━━━━━ EXERCISE INPUTS ━━━━━

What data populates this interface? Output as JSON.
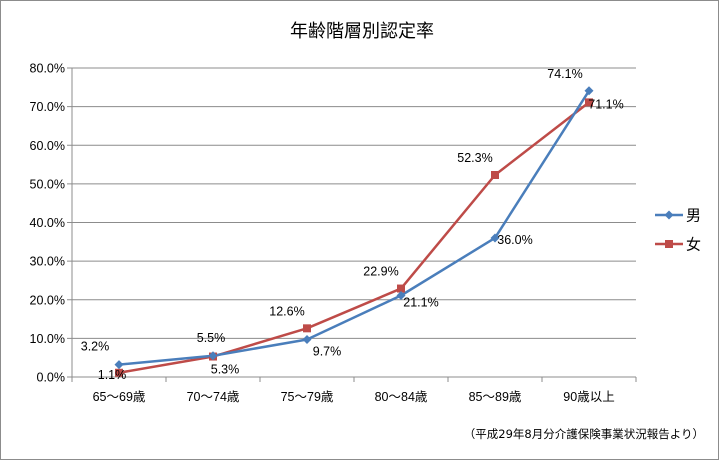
{
  "chart_data": {
    "type": "line",
    "title": "年齢階層別認定率",
    "categories": [
      "65～69歳",
      "70～74歳",
      "75～79歳",
      "80～84歳",
      "85～89歳",
      "90歳以上"
    ],
    "series": [
      {
        "name": "男",
        "color": "#4a7ebb",
        "marker": "diamond",
        "values": [
          3.2,
          5.5,
          9.7,
          21.1,
          36.0,
          74.1
        ],
        "labels": [
          "3.2%",
          "5.5%",
          "9.7%",
          "21.1%",
          "36.0%",
          "74.1%"
        ]
      },
      {
        "name": "女",
        "color": "#be4b48",
        "marker": "square",
        "values": [
          1.1,
          5.3,
          12.6,
          22.9,
          52.3,
          71.1
        ],
        "labels": [
          "1.1%",
          "5.3%",
          "12.6%",
          "22.9%",
          "52.3%",
          "71.1%"
        ]
      }
    ],
    "ylim": [
      0,
      80
    ],
    "yticks": [
      "0.0%",
      "10.0%",
      "20.0%",
      "30.0%",
      "40.0%",
      "50.0%",
      "60.0%",
      "70.0%",
      "80.0%"
    ],
    "grid": true,
    "legend_position": "right",
    "source_note": "（平成29年8月分介護保険事業状況報告より）"
  }
}
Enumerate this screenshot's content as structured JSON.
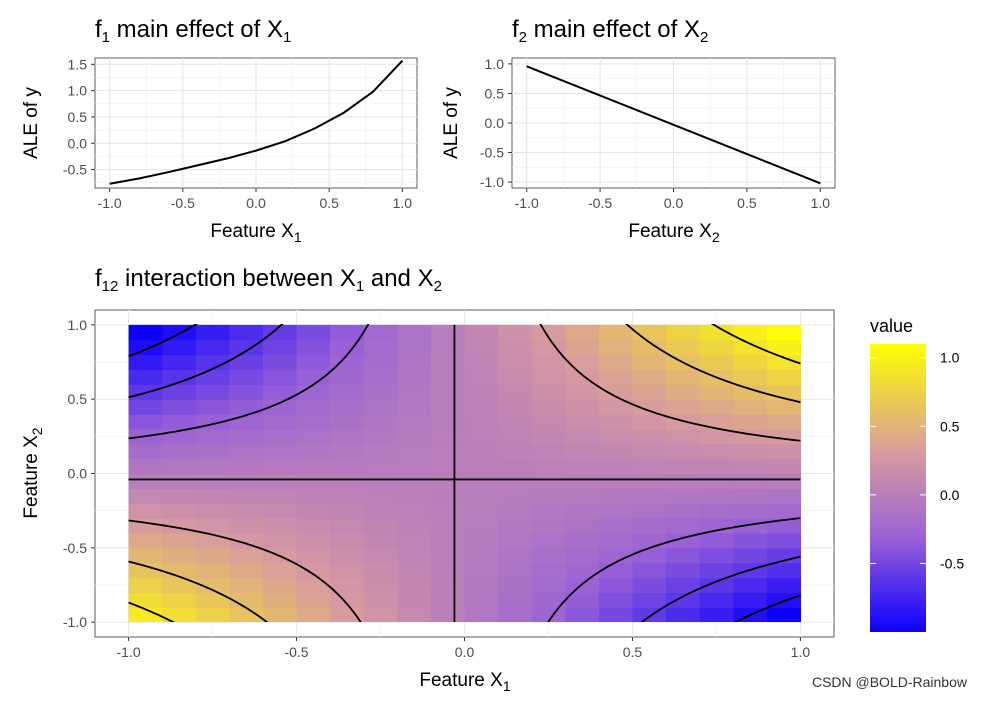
{
  "watermark": "CSDN @BOLD-Rainbow",
  "chart_data": [
    {
      "id": "f1",
      "type": "line",
      "title": {
        "main": "f",
        "sub": "1",
        "rest": " main effect of X",
        "sub2": "1"
      },
      "xlabel": {
        "main": "Feature X",
        "sub": "1"
      },
      "ylabel": "ALE of y",
      "xlim": [
        -1.1,
        1.1
      ],
      "ylim": [
        -0.85,
        1.62
      ],
      "xticks": [
        -1.0,
        -0.5,
        0.0,
        0.5,
        1.0
      ],
      "xtick_labels": [
        "-1.0",
        "-0.5",
        "0.0",
        "0.5",
        "1.0"
      ],
      "yticks": [
        -0.5,
        0.0,
        0.5,
        1.0,
        1.5
      ],
      "ytick_labels": [
        "-0.5",
        "0.0",
        "0.5",
        "1.0",
        "1.5"
      ],
      "grid": true,
      "x": [
        -1.0,
        -0.8,
        -0.6,
        -0.4,
        -0.2,
        0.0,
        0.2,
        0.4,
        0.6,
        0.8,
        1.0
      ],
      "y": [
        -0.77,
        -0.67,
        -0.55,
        -0.42,
        -0.29,
        -0.14,
        0.04,
        0.28,
        0.58,
        0.98,
        1.57
      ]
    },
    {
      "id": "f2",
      "type": "line",
      "title": {
        "main": "f",
        "sub": "2",
        "rest": " main effect of X",
        "sub2": "2"
      },
      "xlabel": {
        "main": "Feature X",
        "sub": "2"
      },
      "ylabel": "ALE of y",
      "xlim": [
        -1.1,
        1.1
      ],
      "ylim": [
        -1.1,
        1.1
      ],
      "xticks": [
        -1.0,
        -0.5,
        0.0,
        0.5,
        1.0
      ],
      "xtick_labels": [
        "-1.0",
        "-0.5",
        "0.0",
        "0.5",
        "1.0"
      ],
      "yticks": [
        -1.0,
        -0.5,
        0.0,
        0.5,
        1.0
      ],
      "ytick_labels": [
        "-1.0",
        "-0.5",
        "0.0",
        "0.5",
        "1.0"
      ],
      "grid": true,
      "x": [
        -1.0,
        1.0
      ],
      "y": [
        0.96,
        -1.02
      ]
    },
    {
      "id": "f12",
      "type": "heatmap",
      "title": {
        "main": "f",
        "sub": "12",
        "rest": " interaction between X",
        "sub2": "1",
        "rest2": " and X",
        "sub3": "2"
      },
      "xlabel": {
        "main": "Feature X",
        "sub": "1"
      },
      "ylabel": {
        "main": "Feature X",
        "sub": "2"
      },
      "xlim": [
        -1.1,
        1.1
      ],
      "ylim": [
        -1.1,
        1.1
      ],
      "xticks": [
        -1.0,
        -0.5,
        0.0,
        0.5,
        1.0
      ],
      "xtick_labels": [
        "-1.0",
        "-0.5",
        "0.0",
        "0.5",
        "1.0"
      ],
      "yticks": [
        -1.0,
        -0.5,
        0.0,
        0.5,
        1.0
      ],
      "ytick_labels": [
        "-1.0",
        "-0.5",
        "0.0",
        "0.5",
        "1.0"
      ],
      "grid": true,
      "surface": {
        "formula": "value = k * (X1 - c1) * (X2 - c2)",
        "k": 1.12,
        "c1": -0.03,
        "c2": -0.04
      },
      "grid_points": 20,
      "contour_levels": [
        -0.9,
        -0.6,
        -0.3,
        0.0,
        0.3,
        0.6,
        0.9
      ],
      "legend": {
        "title": "value",
        "ticks": [
          1.0,
          0.5,
          0.0,
          -0.5
        ],
        "tick_labels": [
          "1.0",
          "0.5",
          "0.0",
          "-0.5"
        ],
        "range": [
          -1.0,
          1.1
        ],
        "colors": [
          "#0d00ff",
          "#9b62d6",
          "#d79aa0",
          "#ffff00"
        ],
        "position": "right"
      }
    }
  ]
}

━━━━━

● **STATED EXERCISE**:
Set the listing down in full and exactly. Pictures within it should not appear in the copy.

● **OUTPUT**:
What data populates this interface? Output as JSON.
{
  "chart_data": {
    "type": "line",
    "title": "年齢階層別認定率",
    "categories": [
      "65～69歳",
      "70～74歳",
      "75～79歳",
      "80～84歳",
      "85～89歳",
      "90歳以上"
    ],
    "series": [
      {
        "name": "男",
        "color": "#4a7ebb",
        "marker": "diamond",
        "values": [
          3.2,
          5.5,
          9.7,
          21.1,
          36.0,
          74.1
        ],
        "labels": [
          "3.2%",
          "5.5%",
          "9.7%",
          "21.1%",
          "36.0%",
          "74.1%"
        ]
      },
      {
        "name": "女",
        "color": "#be4b48",
        "marker": "square",
        "values": [
          1.1,
          5.3,
          12.6,
          22.9,
          52.3,
          71.1
        ],
        "labels": [
          "1.1%",
          "5.3%",
          "12.6%",
          "22.9%",
          "52.3%",
          "71.1%"
        ]
      }
    ],
    "ylim": [
      0,
      80
    ],
    "yticks": [
      "0.0%",
      "10.0%",
      "20.0%",
      "30.0%",
      "40.0%",
      "50.0%",
      "60.0%",
      "70.0%",
      "80.0%"
    ],
    "grid": true,
    "legend_position": "right",
    "source_note": "（平成29年8月分介護保険事業状況報告より）"
  }
}
Enumerate this screenshot's content as structured JSON.
{
  "watermark": "CSDN @BOLD-Rainbow",
  "chart_data": [
    {
      "id": "f1",
      "type": "line",
      "title": {
        "main": "f",
        "sub": "1",
        "rest": " main effect of X",
        "sub2": "1"
      },
      "xlabel": {
        "main": "Feature X",
        "sub": "1"
      },
      "ylabel": "ALE of y",
      "xlim": [
        -1.1,
        1.1
      ],
      "ylim": [
        -0.85,
        1.62
      ],
      "xticks": [
        -1.0,
        -0.5,
        0.0,
        0.5,
        1.0
      ],
      "xtick_labels": [
        "-1.0",
        "-0.5",
        "0.0",
        "0.5",
        "1.0"
      ],
      "yticks": [
        -0.5,
        0.0,
        0.5,
        1.0,
        1.5
      ],
      "ytick_labels": [
        "-0.5",
        "0.0",
        "0.5",
        "1.0",
        "1.5"
      ],
      "grid": true,
      "x": [
        -1.0,
        -0.8,
        -0.6,
        -0.4,
        -0.2,
        0.0,
        0.2,
        0.4,
        0.6,
        0.8,
        1.0
      ],
      "y": [
        -0.77,
        -0.67,
        -0.55,
        -0.42,
        -0.29,
        -0.14,
        0.04,
        0.28,
        0.58,
        0.98,
        1.57
      ]
    },
    {
      "id": "f2",
      "type": "line",
      "title": {
        "main": "f",
        "sub": "2",
        "rest": " main effect of X",
        "sub2": "2"
      },
      "xlabel": {
        "main": "Feature X",
        "sub": "2"
      },
      "ylabel": "ALE of y",
      "xlim": [
        -1.1,
        1.1
      ],
      "ylim": [
        -1.1,
        1.1
      ],
      "xticks": [
        -1.0,
        -0.5,
        0.0,
        0.5,
        1.0
      ],
      "xtick_labels": [
        "-1.0",
        "-0.5",
        "0.0",
        "0.5",
        "1.0"
      ],
      "yticks": [
        -1.0,
        -0.5,
        0.0,
        0.5,
        1.0
      ],
      "ytick_labels": [
        "-1.0",
        "-0.5",
        "0.0",
        "0.5",
        "1.0"
      ],
      "grid": true,
      "x": [
        -1.0,
        1.0
      ],
      "y": [
        0.96,
        -1.02
      ]
    },
    {
      "id": "f12",
      "type": "heatmap",
      "title": {
        "main": "f",
        "sub": "12",
        "rest": " interaction between X",
        "sub2": "1",
        "rest2": " and X",
        "sub3": "2"
      },
      "xlabel": {
        "main": "Feature X",
        "sub": "1"
      },
      "ylabel": {
        "main": "Feature X",
        "sub": "2"
      },
      "xlim": [
        -1.1,
        1.1
      ],
      "ylim": [
        -1.1,
        1.1
      ],
      "xticks": [
        -1.0,
        -0.5,
        0.0,
        0.5,
        1.0
      ],
      "xtick_labels": [
        "-1.0",
        "-0.5",
        "0.0",
        "0.5",
        "1.0"
      ],
      "yticks": [
        -1.0,
        -0.5,
        0.0,
        0.5,
        1.0
      ],
      "ytick_labels": [
        "-1.0",
        "-0.5",
        "0.0",
        "0.5",
        "1.0"
      ],
      "grid": true,
      "surface": {
        "formula": "value = k * (X1 - c1) * (X2 - c2)",
        "k": 1.12,
        "c1": -0.03,
        "c2": -0.04
      },
      "grid_points": 20,
      "contour_levels": [
        -0.9,
        -0.6,
        -0.3,
        0.0,
        0.3,
        0.6,
        0.9
      ],
      "legend": {
        "title": "value",
        "ticks": [
          1.0,
          0.5,
          0.0,
          -0.5
        ],
        "tick_labels": [
          "1.0",
          "0.5",
          "0.0",
          "-0.5"
        ],
        "range": [
          -1.0,
          1.1
        ],
        "colors": [
          "#0d00ff",
          "#9b62d6",
          "#d79aa0",
          "#ffff00"
        ],
        "position": "right"
      }
    }
  ]
}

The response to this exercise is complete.